Work required
Single out the lines of the material that contain "this" and copy them.

[start of Supplied material]

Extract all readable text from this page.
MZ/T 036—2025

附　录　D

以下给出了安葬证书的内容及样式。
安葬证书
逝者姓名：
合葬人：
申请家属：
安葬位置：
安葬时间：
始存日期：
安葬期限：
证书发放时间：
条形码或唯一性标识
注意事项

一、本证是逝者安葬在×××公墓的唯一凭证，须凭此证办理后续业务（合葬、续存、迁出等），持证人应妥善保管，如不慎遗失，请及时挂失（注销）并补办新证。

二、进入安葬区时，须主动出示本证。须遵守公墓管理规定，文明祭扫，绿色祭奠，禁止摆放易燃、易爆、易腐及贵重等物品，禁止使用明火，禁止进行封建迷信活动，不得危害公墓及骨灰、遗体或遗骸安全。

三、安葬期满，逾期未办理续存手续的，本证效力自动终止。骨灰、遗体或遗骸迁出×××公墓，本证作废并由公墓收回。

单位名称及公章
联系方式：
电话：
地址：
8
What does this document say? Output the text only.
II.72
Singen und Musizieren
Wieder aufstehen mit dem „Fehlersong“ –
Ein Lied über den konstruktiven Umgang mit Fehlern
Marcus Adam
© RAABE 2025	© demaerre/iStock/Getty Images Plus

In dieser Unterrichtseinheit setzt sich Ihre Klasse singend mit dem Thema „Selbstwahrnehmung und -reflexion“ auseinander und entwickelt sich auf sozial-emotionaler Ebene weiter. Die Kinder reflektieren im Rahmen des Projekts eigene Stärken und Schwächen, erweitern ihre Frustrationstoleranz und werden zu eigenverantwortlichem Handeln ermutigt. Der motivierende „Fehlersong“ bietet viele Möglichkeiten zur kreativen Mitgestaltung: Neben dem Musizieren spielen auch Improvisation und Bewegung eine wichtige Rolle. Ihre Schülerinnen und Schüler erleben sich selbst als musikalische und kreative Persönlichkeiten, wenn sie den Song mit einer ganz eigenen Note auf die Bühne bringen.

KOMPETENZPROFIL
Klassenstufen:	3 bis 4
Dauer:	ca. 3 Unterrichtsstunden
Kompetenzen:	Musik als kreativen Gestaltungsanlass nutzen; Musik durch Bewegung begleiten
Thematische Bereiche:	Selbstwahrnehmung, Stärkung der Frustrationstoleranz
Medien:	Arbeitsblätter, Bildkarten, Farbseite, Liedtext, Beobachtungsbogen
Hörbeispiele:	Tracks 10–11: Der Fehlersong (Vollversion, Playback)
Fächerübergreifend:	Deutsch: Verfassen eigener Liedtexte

[end of Supplied material]

Final answer
Extract all readable text from this page.
What does this document say? Output the text only.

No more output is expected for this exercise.